## Dataset records

start

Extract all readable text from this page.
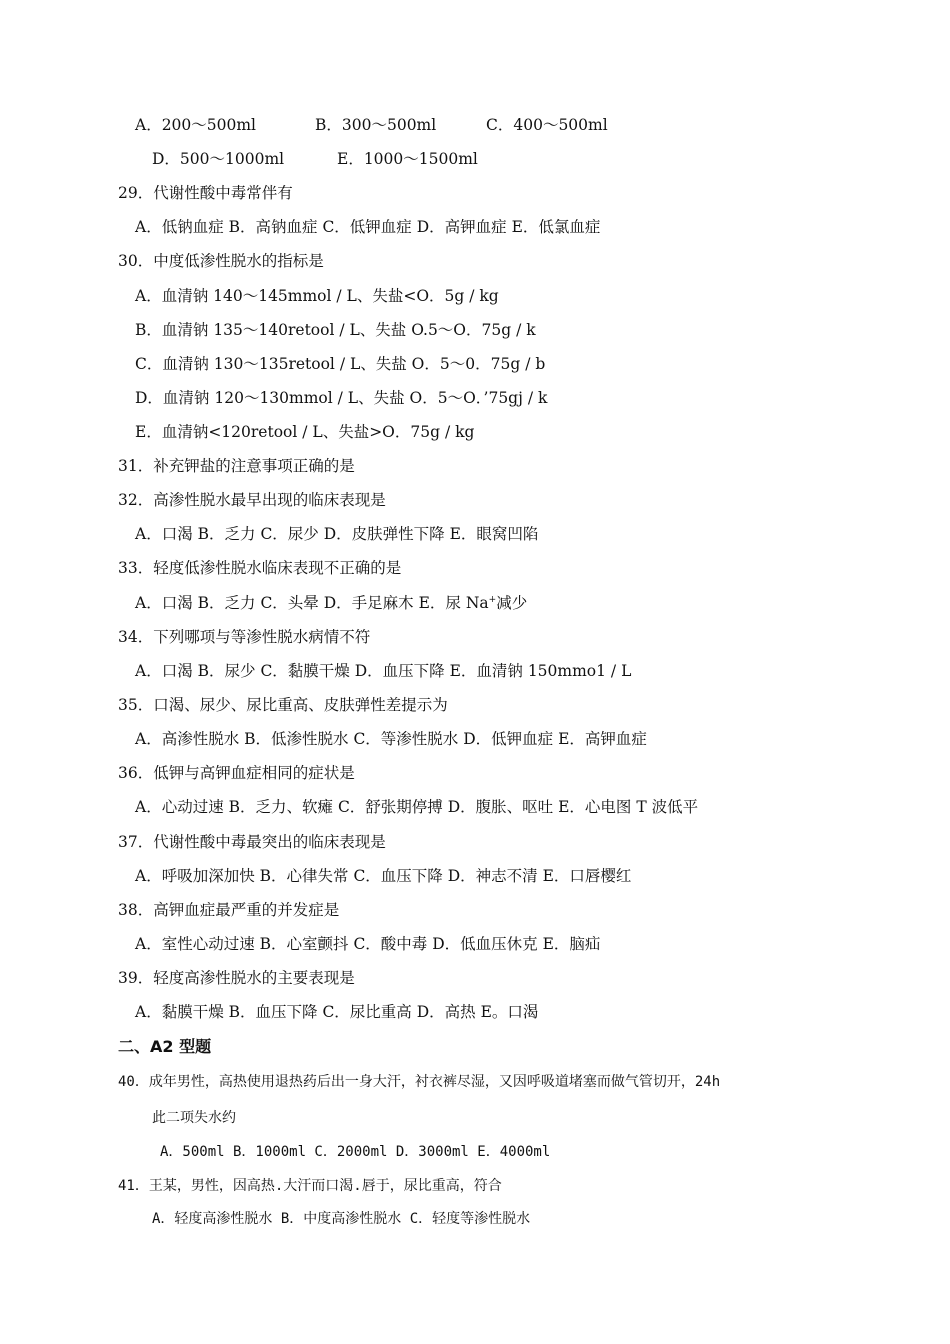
A．200～500ml	B．300～500ml	C．400～500ml
D．500～1000ml	E．1000～1500ml
29．代谢性酸中毒常伴有
A．低钠血症 B．高钠血症 C．低钾血症 D．高钾血症 E．低氯血症
30．中度低渗性脱水的指标是
A．血清钠 140～145mmol / L、失盐<O．5g / kg
B．血清钠 135～140retool / L、失盐 O.5～O．75g / k
C．血清钠 130～135retool / L、失盐 O．5～0．75g / b
D．血清钠 120～130mmol / L、失盐 O．5～O．’75gj / k
E．血清钠<120retool / L、失盐>O．75g / kg
31．补充钾盐的注意事项正确的是
32．高渗性脱水最早出现的临床表现是
A．口渴 B．乏力 C．尿少 D．皮肤弹性下降 E．眼窝凹陷
33．轻度低渗性脱水临床表现不正确的是
A．口渴 B．乏力 C．头晕 D．手足麻木 E．尿 Na+减少
34．下列哪项与等渗性脱水病情不符
A．口渴 B．尿少 C．黏膜干燥 D．血压下降 E．血清钠 150mmo1 / L
35．口渴、尿少、尿比重高、皮肤弹性差提示为
A．高渗性脱水 B．低渗性脱水 C．等渗性脱水 D．低钾血症 E．高钾血症
36．低钾与高钾血症相同的症状是
A．心动过速 B．乏力、软瘫 C．舒张期停搏 D．腹胀、呕吐 E．心电图 T 波低平
37．代谢性酸中毒最突出的临床表现是
A．呼吸加深加快 B．心律失常 C．血压下降 D．神志不清 E．口唇樱红
38．高钾血症最严重的并发症是
A．室性心动过速 B．心室颤抖 C．酸中毒 D．低血压休克 E．脑疝
39．轻度高渗性脱水的主要表现是
A．黏膜干燥 B．血压下降 C．尿比重高 D．高热 E。口渴
二、A2 型题
40．成年男性，高热使用退热药后出一身大汗，衬衣裤尽湿，又因呼吸道堵塞而做气管切开，24h
此二项失水约
A．500ml B．1000ml C．2000ml D．3000ml E．4000ml
41．王某，男性，因高热.大汗而口渴.唇于，尿比重高，符合
A．轻度高渗性脱水 B．中度高渗性脱水 C．轻度等渗性脱水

end

## Work to be completed
Reproduce the data word for word, excluding its pictures.

## Task output
Extract all readable text from this page.
A．200～500ml	B．300～500ml	C．400～500ml
D．500～1000ml	E．1000～1500ml
29．代谢性酸中毒常伴有
A．低钠血症 B．高钠血症 C．低钾血症 D．高钾血症 E．低氯血症
30．中度低渗性脱水的指标是
A．血清钠 140～145mmol / L、失盐<O．5g / kg
B．血清钠 135～140retool / L、失盐 O.5～O．75g / k
C．血清钠 130～135retool / L、失盐 O．5～0．75g / b
D．血清钠 120～130mmol / L、失盐 O．5～O．’75gj / k
E．血清钠<120retool / L、失盐>O．75g / kg
31．补充钾盐的注意事项正确的是
32．高渗性脱水最早出现的临床表现是
A．口渴 B．乏力 C．尿少 D．皮肤弹性下降 E．眼窝凹陷
33．轻度低渗性脱水临床表现不正确的是
A．口渴 B．乏力 C．头晕 D．手足麻木 E．尿 Na+减少
34．下列哪项与等渗性脱水病情不符
A．口渴 B．尿少 C．黏膜干燥 D．血压下降 E．血清钠 150mmo1 / L
35．口渴、尿少、尿比重高、皮肤弹性差提示为
A．高渗性脱水 B．低渗性脱水 C．等渗性脱水 D．低钾血症 E．高钾血症
36．低钾与高钾血症相同的症状是
A．心动过速 B．乏力、软瘫 C．舒张期停搏 D．腹胀、呕吐 E．心电图 T 波低平
37．代谢性酸中毒最突出的临床表现是
A．呼吸加深加快 B．心律失常 C．血压下降 D．神志不清 E．口唇樱红
38．高钾血症最严重的并发症是
A．室性心动过速 B．心室颤抖 C．酸中毒 D．低血压休克 E．脑疝
39．轻度高渗性脱水的主要表现是
A．黏膜干燥 B．血压下降 C．尿比重高 D．高热 E。口渴
二、A2 型题
40．成年男性，高热使用退热药后出一身大汗，衬衣裤尽湿，又因呼吸道堵塞而做气管切开，24h
此二项失水约
A．500ml B．1000ml C．2000ml D．3000ml E．4000ml
41．王某，男性，因高热.大汗而口渴.唇于，尿比重高，符合
A．轻度高渗性脱水 B．中度高渗性脱水 C．轻度等渗性脱水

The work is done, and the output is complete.